▶ [TO BE DONE]: Below are the records; reproduce all of them exactly but without any images.

▶ [SUPPLIED ENTRIES]:
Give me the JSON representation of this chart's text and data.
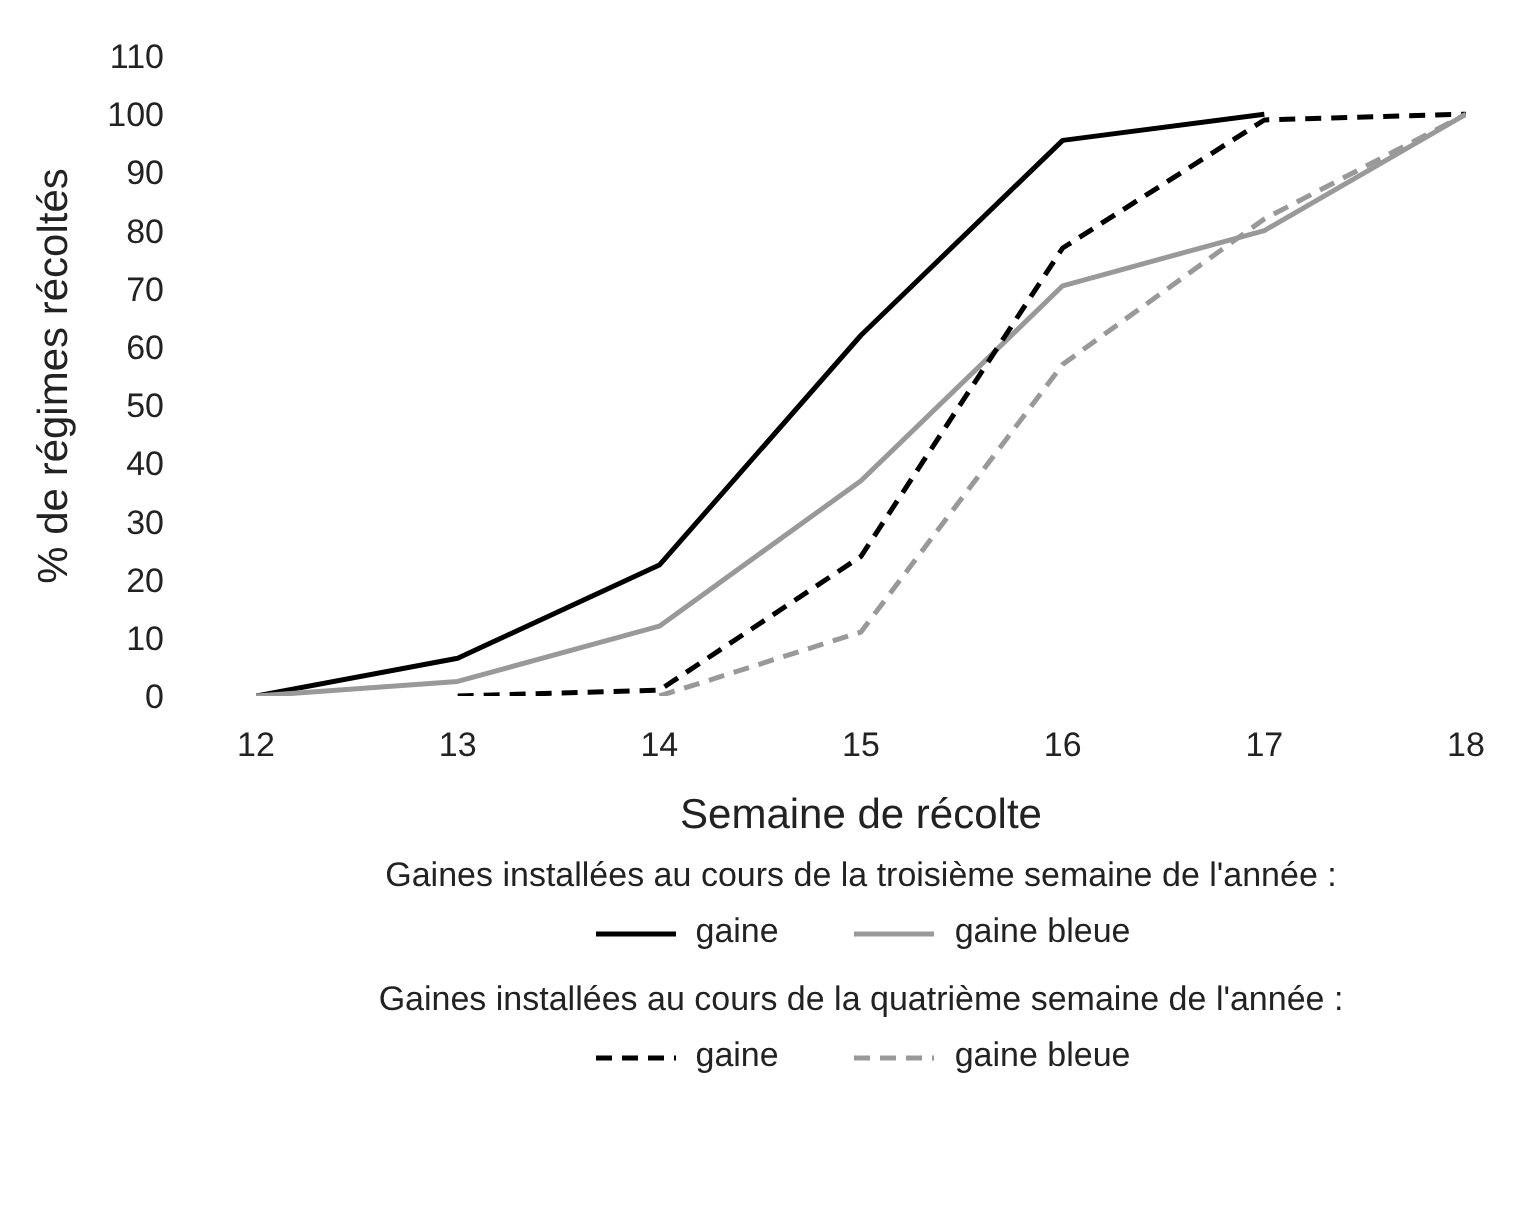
{
  "chart_data": {
    "type": "line",
    "xlabel": "Semaine de récolte",
    "ylabel": "% de régimes récoltés",
    "x": [
      12,
      13,
      14,
      15,
      16,
      17,
      18
    ],
    "xlim": [
      12,
      18
    ],
    "xticks": [
      12,
      13,
      14,
      15,
      16,
      17,
      18
    ],
    "ylim": [
      0,
      110
    ],
    "yticks": [
      0,
      10,
      20,
      30,
      40,
      50,
      60,
      70,
      80,
      90,
      100,
      110
    ],
    "grid": false,
    "legend": "bottom",
    "marker": "none",
    "annotations": [
      "Gaines installées au cours de la troisième semaine de l'année :",
      "Gaines installées au cours de la quatrième semaine de l'année :"
    ],
    "series": [
      {
        "name": "gaine",
        "color": "#000000",
        "line_style": "solid",
        "values": [
          0,
          6.5,
          22.5,
          62,
          95.5,
          100,
          null
        ]
      },
      {
        "name": "gaine bleue",
        "color": "#999999",
        "line_style": "solid",
        "values": [
          0,
          2.5,
          12,
          37,
          70.5,
          80,
          100
        ]
      },
      {
        "name": "gaine",
        "color": "#000000",
        "line_style": "dashed",
        "values": [
          null,
          0,
          1,
          24,
          77,
          99,
          100
        ]
      },
      {
        "name": "gaine bleue",
        "color": "#999999",
        "line_style": "dashed",
        "values": [
          null,
          null,
          0,
          11,
          57,
          82,
          100
        ]
      }
    ]
  }
}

▶ [THE RESULT]:
Give me the JSON representation of this chart's text and data.
{
  "chart_data": {
    "type": "line",
    "xlabel": "Semaine de récolte",
    "ylabel": "% de régimes récoltés",
    "x": [
      12,
      13,
      14,
      15,
      16,
      17,
      18
    ],
    "xlim": [
      12,
      18
    ],
    "xticks": [
      12,
      13,
      14,
      15,
      16,
      17,
      18
    ],
    "ylim": [
      0,
      110
    ],
    "yticks": [
      0,
      10,
      20,
      30,
      40,
      50,
      60,
      70,
      80,
      90,
      100,
      110
    ],
    "grid": false,
    "legend": "bottom",
    "marker": "none",
    "annotations": [
      "Gaines installées au cours de la troisième semaine de l'année :",
      "Gaines installées au cours de la quatrième semaine de l'année :"
    ],
    "series": [
      {
        "name": "gaine",
        "color": "#000000",
        "line_style": "solid",
        "values": [
          0,
          6.5,
          22.5,
          62,
          95.5,
          100,
          null
        ]
      },
      {
        "name": "gaine bleue",
        "color": "#999999",
        "line_style": "solid",
        "values": [
          0,
          2.5,
          12,
          37,
          70.5,
          80,
          100
        ]
      },
      {
        "name": "gaine",
        "color": "#000000",
        "line_style": "dashed",
        "values": [
          null,
          0,
          1,
          24,
          77,
          99,
          100
        ]
      },
      {
        "name": "gaine bleue",
        "color": "#999999",
        "line_style": "dashed",
        "values": [
          null,
          null,
          0,
          11,
          57,
          82,
          100
        ]
      }
    ]
  }
}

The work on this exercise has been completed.